__WHAT TO WORK ON__. Keep only the lines of the listing that include the word "JSON", and copy them.

__RECORDS SUPPLIED__.

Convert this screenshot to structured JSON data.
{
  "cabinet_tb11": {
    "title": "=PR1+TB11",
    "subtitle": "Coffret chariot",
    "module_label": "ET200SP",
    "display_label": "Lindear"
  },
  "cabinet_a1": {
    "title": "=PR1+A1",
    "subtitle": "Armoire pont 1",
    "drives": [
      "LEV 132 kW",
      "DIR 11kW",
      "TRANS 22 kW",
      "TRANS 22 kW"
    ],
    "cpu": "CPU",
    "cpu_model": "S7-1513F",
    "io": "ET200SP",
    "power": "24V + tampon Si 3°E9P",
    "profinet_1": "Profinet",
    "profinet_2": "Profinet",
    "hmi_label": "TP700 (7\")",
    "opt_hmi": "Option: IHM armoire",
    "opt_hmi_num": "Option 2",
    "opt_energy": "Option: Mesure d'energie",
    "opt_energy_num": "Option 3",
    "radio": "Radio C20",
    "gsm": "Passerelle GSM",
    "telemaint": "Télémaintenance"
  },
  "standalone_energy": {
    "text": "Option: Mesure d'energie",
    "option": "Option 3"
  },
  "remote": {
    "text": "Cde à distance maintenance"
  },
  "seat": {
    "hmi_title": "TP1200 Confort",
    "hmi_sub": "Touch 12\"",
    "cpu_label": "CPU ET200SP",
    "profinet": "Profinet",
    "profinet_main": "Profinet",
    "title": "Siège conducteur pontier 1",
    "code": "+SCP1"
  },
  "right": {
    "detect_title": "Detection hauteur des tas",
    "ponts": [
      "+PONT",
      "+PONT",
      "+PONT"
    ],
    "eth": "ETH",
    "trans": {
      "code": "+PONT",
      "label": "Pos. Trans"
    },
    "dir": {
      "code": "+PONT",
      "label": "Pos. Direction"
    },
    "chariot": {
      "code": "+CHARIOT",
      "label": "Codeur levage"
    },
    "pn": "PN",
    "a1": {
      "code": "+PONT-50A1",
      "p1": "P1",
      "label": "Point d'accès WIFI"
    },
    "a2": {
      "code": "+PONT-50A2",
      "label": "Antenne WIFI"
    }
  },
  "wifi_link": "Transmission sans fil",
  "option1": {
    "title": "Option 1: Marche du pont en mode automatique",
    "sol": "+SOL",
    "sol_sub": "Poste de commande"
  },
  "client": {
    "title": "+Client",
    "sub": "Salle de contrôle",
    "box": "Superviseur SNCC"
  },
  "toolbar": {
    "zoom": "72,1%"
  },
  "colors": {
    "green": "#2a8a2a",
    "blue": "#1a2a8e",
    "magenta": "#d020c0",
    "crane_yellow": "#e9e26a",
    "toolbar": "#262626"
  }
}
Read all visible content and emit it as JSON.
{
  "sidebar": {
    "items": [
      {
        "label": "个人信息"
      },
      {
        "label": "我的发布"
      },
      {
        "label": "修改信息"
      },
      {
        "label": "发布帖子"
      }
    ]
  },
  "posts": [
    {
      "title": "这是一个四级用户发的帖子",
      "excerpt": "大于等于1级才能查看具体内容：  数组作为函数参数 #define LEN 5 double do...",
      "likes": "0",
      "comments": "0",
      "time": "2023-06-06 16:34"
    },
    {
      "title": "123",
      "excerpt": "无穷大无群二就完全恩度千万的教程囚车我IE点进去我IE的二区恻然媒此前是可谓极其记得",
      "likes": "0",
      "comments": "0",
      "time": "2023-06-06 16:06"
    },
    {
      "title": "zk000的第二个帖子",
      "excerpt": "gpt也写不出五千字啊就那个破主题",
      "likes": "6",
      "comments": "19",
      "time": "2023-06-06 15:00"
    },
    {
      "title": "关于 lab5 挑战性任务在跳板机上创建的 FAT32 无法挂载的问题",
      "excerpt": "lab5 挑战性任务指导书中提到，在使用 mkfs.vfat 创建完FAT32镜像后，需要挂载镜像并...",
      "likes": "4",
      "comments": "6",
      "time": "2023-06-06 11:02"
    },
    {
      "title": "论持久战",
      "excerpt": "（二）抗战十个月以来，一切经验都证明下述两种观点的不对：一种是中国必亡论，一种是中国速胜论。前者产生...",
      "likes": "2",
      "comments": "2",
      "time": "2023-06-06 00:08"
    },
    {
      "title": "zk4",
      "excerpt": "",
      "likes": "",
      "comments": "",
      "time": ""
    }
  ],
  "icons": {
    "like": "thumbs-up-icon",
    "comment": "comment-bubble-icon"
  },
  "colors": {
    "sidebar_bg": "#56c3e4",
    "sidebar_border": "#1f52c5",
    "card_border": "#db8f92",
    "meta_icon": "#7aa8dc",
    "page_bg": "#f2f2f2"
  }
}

__EXPECTED OUTPUT__.
Convert this screenshot to structured JSON data.
Read all visible content and emit it as JSON.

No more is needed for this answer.